(Stored items)
BEGIN

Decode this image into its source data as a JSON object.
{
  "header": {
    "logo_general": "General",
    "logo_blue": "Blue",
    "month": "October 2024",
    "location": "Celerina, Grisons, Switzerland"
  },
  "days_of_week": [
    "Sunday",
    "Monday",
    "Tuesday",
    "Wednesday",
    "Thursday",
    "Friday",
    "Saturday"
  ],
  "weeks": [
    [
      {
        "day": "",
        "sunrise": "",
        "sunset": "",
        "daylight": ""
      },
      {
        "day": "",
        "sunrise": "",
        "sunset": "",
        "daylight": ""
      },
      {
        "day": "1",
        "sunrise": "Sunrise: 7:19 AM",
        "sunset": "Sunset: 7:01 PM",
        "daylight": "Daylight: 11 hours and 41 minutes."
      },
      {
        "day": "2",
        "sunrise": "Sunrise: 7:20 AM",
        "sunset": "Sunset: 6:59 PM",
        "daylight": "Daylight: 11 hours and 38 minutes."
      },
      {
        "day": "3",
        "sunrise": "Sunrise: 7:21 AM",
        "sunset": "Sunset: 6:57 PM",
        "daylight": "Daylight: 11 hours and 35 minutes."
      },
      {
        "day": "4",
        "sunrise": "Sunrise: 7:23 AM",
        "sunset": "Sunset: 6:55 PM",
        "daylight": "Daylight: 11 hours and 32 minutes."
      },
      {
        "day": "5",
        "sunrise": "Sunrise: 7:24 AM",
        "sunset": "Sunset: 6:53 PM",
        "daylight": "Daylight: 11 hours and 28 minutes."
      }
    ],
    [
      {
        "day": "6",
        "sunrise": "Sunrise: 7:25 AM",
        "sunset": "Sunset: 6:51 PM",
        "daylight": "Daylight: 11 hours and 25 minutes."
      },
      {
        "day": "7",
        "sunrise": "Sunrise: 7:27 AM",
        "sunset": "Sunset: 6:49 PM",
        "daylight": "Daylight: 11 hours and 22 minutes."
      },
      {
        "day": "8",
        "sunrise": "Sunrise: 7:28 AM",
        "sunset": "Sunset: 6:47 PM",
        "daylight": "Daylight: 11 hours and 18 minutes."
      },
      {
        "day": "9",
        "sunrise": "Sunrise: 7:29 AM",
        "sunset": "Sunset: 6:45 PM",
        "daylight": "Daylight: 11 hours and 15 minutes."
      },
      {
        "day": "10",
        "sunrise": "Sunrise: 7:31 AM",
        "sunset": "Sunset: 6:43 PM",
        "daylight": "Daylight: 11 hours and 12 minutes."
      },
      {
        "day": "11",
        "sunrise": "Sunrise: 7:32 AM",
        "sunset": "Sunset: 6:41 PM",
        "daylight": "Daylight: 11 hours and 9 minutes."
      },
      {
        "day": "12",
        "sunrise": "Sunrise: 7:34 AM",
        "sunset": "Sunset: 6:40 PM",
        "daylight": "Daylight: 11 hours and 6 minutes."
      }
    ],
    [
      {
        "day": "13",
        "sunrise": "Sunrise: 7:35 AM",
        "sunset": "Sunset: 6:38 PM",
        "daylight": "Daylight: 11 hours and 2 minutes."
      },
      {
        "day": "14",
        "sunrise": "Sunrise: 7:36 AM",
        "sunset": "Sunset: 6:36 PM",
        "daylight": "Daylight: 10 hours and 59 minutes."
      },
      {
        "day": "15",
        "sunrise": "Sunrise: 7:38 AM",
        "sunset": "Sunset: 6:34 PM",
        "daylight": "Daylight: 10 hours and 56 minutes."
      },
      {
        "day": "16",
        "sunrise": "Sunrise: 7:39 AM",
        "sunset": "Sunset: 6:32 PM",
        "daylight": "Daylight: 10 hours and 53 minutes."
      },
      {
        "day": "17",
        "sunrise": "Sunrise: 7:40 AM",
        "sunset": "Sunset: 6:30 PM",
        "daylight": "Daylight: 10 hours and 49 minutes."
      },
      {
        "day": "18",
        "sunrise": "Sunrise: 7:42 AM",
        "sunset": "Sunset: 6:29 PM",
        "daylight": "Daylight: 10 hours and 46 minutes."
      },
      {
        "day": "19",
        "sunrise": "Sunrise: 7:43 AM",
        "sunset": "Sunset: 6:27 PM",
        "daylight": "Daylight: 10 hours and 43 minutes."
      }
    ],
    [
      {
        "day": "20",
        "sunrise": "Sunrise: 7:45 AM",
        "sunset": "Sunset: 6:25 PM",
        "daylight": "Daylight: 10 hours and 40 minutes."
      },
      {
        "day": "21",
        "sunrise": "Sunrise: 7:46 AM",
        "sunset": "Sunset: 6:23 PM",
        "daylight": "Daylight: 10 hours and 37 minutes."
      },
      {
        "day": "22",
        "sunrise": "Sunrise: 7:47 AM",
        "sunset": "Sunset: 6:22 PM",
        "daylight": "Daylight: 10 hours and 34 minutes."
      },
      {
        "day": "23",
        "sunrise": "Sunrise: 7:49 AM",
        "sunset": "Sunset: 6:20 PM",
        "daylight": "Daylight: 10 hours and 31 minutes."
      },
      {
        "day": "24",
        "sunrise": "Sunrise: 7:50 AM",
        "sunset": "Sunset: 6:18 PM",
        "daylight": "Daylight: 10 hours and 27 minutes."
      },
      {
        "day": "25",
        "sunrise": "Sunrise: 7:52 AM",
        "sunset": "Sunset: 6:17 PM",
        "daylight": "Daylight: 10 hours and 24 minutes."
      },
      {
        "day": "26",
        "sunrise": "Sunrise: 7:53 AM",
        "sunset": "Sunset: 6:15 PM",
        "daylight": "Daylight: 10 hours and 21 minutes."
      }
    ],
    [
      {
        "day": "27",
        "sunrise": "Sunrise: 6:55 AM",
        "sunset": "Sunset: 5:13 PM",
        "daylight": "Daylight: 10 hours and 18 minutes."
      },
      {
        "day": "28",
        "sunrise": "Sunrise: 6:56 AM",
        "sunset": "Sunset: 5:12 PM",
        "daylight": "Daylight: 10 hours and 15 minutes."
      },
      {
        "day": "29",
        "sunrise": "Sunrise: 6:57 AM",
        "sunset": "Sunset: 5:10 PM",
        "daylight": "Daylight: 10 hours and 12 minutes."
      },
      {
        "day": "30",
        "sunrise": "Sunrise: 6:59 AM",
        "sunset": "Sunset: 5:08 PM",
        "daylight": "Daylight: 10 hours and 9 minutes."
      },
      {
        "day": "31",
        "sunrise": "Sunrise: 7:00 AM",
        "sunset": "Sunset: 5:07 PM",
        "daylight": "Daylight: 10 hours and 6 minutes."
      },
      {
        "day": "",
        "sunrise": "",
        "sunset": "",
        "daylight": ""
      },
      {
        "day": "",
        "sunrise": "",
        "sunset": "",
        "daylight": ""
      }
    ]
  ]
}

END

§ **The request**
Write out the entries above once more, without altering anything.

§ **Response to this task**
Decode this image into its source data as a JSON object.
{
  "header": {
    "logo_general": "General",
    "logo_blue": "Blue",
    "month": "October 2024",
    "location": "Celerina, Grisons, Switzerland"
  },
  "days_of_week": [
    "Sunday",
    "Monday",
    "Tuesday",
    "Wednesday",
    "Thursday",
    "Friday",
    "Saturday"
  ],
  "weeks": [
    [
      {
        "day": "",
        "sunrise": "",
        "sunset": "",
        "daylight": ""
      },
      {
        "day": "",
        "sunrise": "",
        "sunset": "",
        "daylight": ""
      },
      {
        "day": "1",
        "sunrise": "Sunrise: 7:19 AM",
        "sunset": "Sunset: 7:01 PM",
        "daylight": "Daylight: 11 hours and 41 minutes."
      },
      {
        "day": "2",
        "sunrise": "Sunrise: 7:20 AM",
        "sunset": "Sunset: 6:59 PM",
        "daylight": "Daylight: 11 hours and 38 minutes."
      },
      {
        "day": "3",
        "sunrise": "Sunrise: 7:21 AM",
        "sunset": "Sunset: 6:57 PM",
        "daylight": "Daylight: 11 hours and 35 minutes."
      },
      {
        "day": "4",
        "sunrise": "Sunrise: 7:23 AM",
        "sunset": "Sunset: 6:55 PM",
        "daylight": "Daylight: 11 hours and 32 minutes."
      },
      {
        "day": "5",
        "sunrise": "Sunrise: 7:24 AM",
        "sunset": "Sunset: 6:53 PM",
        "daylight": "Daylight: 11 hours and 28 minutes."
      }
    ],
    [
      {
        "day": "6",
        "sunrise": "Sunrise: 7:25 AM",
        "sunset": "Sunset: 6:51 PM",
        "daylight": "Daylight: 11 hours and 25 minutes."
      },
      {
        "day": "7",
        "sunrise": "Sunrise: 7:27 AM",
        "sunset": "Sunset: 6:49 PM",
        "daylight": "Daylight: 11 hours and 22 minutes."
      },
      {
        "day": "8",
        "sunrise": "Sunrise: 7:28 AM",
        "sunset": "Sunset: 6:47 PM",
        "daylight": "Daylight: 11 hours and 18 minutes."
      },
      {
        "day": "9",
        "sunrise": "Sunrise: 7:29 AM",
        "sunset": "Sunset: 6:45 PM",
        "daylight": "Daylight: 11 hours and 15 minutes."
      },
      {
        "day": "10",
        "sunrise": "Sunrise: 7:31 AM",
        "sunset": "Sunset: 6:43 PM",
        "daylight": "Daylight: 11 hours and 12 minutes."
      },
      {
        "day": "11",
        "sunrise": "Sunrise: 7:32 AM",
        "sunset": "Sunset: 6:41 PM",
        "daylight": "Daylight: 11 hours and 9 minutes."
      },
      {
        "day": "12",
        "sunrise": "Sunrise: 7:34 AM",
        "sunset": "Sunset: 6:40 PM",
        "daylight": "Daylight: 11 hours and 6 minutes."
      }
    ],
    [
      {
        "day": "13",
        "sunrise": "Sunrise: 7:35 AM",
        "sunset": "Sunset: 6:38 PM",
        "daylight": "Daylight: 11 hours and 2 minutes."
      },
      {
        "day": "14",
        "sunrise": "Sunrise: 7:36 AM",
        "sunset": "Sunset: 6:36 PM",
        "daylight": "Daylight: 10 hours and 59 minutes."
      },
      {
        "day": "15",
        "sunrise": "Sunrise: 7:38 AM",
        "sunset": "Sunset: 6:34 PM",
        "daylight": "Daylight: 10 hours and 56 minutes."
      },
      {
        "day": "16",
        "sunrise": "Sunrise: 7:39 AM",
        "sunset": "Sunset: 6:32 PM",
        "daylight": "Daylight: 10 hours and 53 minutes."
      },
      {
        "day": "17",
        "sunrise": "Sunrise: 7:40 AM",
        "sunset": "Sunset: 6:30 PM",
        "daylight": "Daylight: 10 hours and 49 minutes."
      },
      {
        "day": "18",
        "sunrise": "Sunrise: 7:42 AM",
        "sunset": "Sunset: 6:29 PM",
        "daylight": "Daylight: 10 hours and 46 minutes."
      },
      {
        "day": "19",
        "sunrise": "Sunrise: 7:43 AM",
        "sunset": "Sunset: 6:27 PM",
        "daylight": "Daylight: 10 hours and 43 minutes."
      }
    ],
    [
      {
        "day": "20",
        "sunrise": "Sunrise: 7:45 AM",
        "sunset": "Sunset: 6:25 PM",
        "daylight": "Daylight: 10 hours and 40 minutes."
      },
      {
        "day": "21",
        "sunrise": "Sunrise: 7:46 AM",
        "sunset": "Sunset: 6:23 PM",
        "daylight": "Daylight: 10 hours and 37 minutes."
      },
      {
        "day": "22",
        "sunrise": "Sunrise: 7:47 AM",
        "sunset": "Sunset: 6:22 PM",
        "daylight": "Daylight: 10 hours and 34 minutes."
      },
      {
        "day": "23",
        "sunrise": "Sunrise: 7:49 AM",
        "sunset": "Sunset: 6:20 PM",
        "daylight": "Daylight: 10 hours and 31 minutes."
      },
      {
        "day": "24",
        "sunrise": "Sunrise: 7:50 AM",
        "sunset": "Sunset: 6:18 PM",
        "daylight": "Daylight: 10 hours and 27 minutes."
      },
      {
        "day": "25",
        "sunrise": "Sunrise: 7:52 AM",
        "sunset": "Sunset: 6:17 PM",
        "daylight": "Daylight: 10 hours and 24 minutes."
      },
      {
        "day": "26",
        "sunrise": "Sunrise: 7:53 AM",
        "sunset": "Sunset: 6:15 PM",
        "daylight": "Daylight: 10 hours and 21 minutes."
      }
    ],
    [
      {
        "day": "27",
        "sunrise": "Sunrise: 6:55 AM",
        "sunset": "Sunset: 5:13 PM",
        "daylight": "Daylight: 10 hours and 18 minutes."
      },
      {
        "day": "28",
        "sunrise": "Sunrise: 6:56 AM",
        "sunset": "Sunset: 5:12 PM",
        "daylight": "Daylight: 10 hours and 15 minutes."
      },
      {
        "day": "29",
        "sunrise": "Sunrise: 6:57 AM",
        "sunset": "Sunset: 5:10 PM",
        "daylight": "Daylight: 10 hours and 12 minutes."
      },
      {
        "day": "30",
        "sunrise": "Sunrise: 6:59 AM",
        "sunset": "Sunset: 5:08 PM",
        "daylight": "Daylight: 10 hours and 9 minutes."
      },
      {
        "day": "31",
        "sunrise": "Sunrise: 7:00 AM",
        "sunset": "Sunset: 5:07 PM",
        "daylight": "Daylight: 10 hours and 6 minutes."
      },
      {
        "day": "",
        "sunrise": "",
        "sunset": "",
        "daylight": ""
      },
      {
        "day": "",
        "sunrise": "",
        "sunset": "",
        "daylight": ""
      }
    ]
  ]
}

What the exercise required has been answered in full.